**GOAL:** Take the material below and write it all out again exactly.

**DATASET ENTRIES:**
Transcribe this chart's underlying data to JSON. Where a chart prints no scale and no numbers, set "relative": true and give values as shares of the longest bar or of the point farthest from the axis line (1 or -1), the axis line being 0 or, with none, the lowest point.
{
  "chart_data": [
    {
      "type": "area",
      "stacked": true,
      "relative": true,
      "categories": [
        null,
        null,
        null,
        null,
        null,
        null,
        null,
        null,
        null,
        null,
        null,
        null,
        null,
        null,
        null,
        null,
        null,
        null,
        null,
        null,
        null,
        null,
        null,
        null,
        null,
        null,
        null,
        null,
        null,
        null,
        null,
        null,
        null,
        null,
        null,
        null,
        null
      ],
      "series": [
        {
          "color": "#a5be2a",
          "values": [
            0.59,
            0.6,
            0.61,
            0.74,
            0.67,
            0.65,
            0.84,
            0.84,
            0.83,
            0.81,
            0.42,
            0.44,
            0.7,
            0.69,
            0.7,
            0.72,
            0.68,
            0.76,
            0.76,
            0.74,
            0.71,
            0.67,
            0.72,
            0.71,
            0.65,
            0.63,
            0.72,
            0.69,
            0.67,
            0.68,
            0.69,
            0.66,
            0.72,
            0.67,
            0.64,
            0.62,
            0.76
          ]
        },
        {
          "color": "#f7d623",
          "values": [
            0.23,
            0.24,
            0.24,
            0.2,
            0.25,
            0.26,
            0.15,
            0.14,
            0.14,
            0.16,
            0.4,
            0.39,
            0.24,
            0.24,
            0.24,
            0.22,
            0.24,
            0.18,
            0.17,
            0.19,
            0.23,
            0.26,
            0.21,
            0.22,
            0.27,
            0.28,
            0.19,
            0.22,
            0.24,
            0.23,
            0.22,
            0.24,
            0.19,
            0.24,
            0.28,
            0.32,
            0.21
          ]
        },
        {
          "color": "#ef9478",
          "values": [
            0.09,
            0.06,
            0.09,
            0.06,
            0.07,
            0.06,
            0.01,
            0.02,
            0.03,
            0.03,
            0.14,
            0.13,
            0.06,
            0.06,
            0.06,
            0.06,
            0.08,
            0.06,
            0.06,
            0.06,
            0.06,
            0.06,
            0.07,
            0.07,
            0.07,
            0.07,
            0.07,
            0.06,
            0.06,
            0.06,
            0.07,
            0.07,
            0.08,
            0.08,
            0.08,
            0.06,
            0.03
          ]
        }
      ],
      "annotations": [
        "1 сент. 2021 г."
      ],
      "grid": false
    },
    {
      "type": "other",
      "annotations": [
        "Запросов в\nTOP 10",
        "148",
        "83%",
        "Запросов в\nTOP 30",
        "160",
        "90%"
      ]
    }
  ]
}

**COMPLETE RESPONSE:**
Transcribe this chart's underlying data to JSON. Where a chart prints no scale and no numbers, set "relative": true and give values as shares of the longest bar or of the point farthest from the axis line (1 or -1), the axis line being 0 or, with none, the lowest point.
{
  "chart_data": [
    {
      "type": "area",
      "stacked": true,
      "relative": true,
      "categories": [
        null,
        null,
        null,
        null,
        null,
        null,
        null,
        null,
        null,
        null,
        null,
        null,
        null,
        null,
        null,
        null,
        null,
        null,
        null,
        null,
        null,
        null,
        null,
        null,
        null,
        null,
        null,
        null,
        null,
        null,
        null,
        null,
        null,
        null,
        null,
        null,
        null
      ],
      "series": [
        {
          "color": "#a5be2a",
          "values": [
            0.59,
            0.6,
            0.61,
            0.74,
            0.67,
            0.65,
            0.84,
            0.84,
            0.83,
            0.81,
            0.42,
            0.44,
            0.7,
            0.69,
            0.7,
            0.72,
            0.68,
            0.76,
            0.76,
            0.74,
            0.71,
            0.67,
            0.72,
            0.71,
            0.65,
            0.63,
            0.72,
            0.69,
            0.67,
            0.68,
            0.69,
            0.66,
            0.72,
            0.67,
            0.64,
            0.62,
            0.76
          ]
        },
        {
          "color": "#f7d623",
          "values": [
            0.23,
            0.24,
            0.24,
            0.2,
            0.25,
            0.26,
            0.15,
            0.14,
            0.14,
            0.16,
            0.4,
            0.39,
            0.24,
            0.24,
            0.24,
            0.22,
            0.24,
            0.18,
            0.17,
            0.19,
            0.23,
            0.26,
            0.21,
            0.22,
            0.27,
            0.28,
            0.19,
            0.22,
            0.24,
            0.23,
            0.22,
            0.24,
            0.19,
            0.24,
            0.28,
            0.32,
            0.21
          ]
        },
        {
          "color": "#ef9478",
          "values": [
            0.09,
            0.06,
            0.09,
            0.06,
            0.07,
            0.06,
            0.01,
            0.02,
            0.03,
            0.03,
            0.14,
            0.13,
            0.06,
            0.06,
            0.06,
            0.06,
            0.08,
            0.06,
            0.06,
            0.06,
            0.06,
            0.06,
            0.07,
            0.07,
            0.07,
            0.07,
            0.07,
            0.06,
            0.06,
            0.06,
            0.07,
            0.07,
            0.08,
            0.08,
            0.08,
            0.06,
            0.03
          ]
        }
      ],
      "annotations": [
        "1 сент. 2021 г."
      ],
      "grid": false
    },
    {
      "type": "other",
      "annotations": [
        "Запросов в\nTOP 10",
        "148",
        "83%",
        "Запросов в\nTOP 30",
        "160",
        "90%"
      ]
    }
  ]
}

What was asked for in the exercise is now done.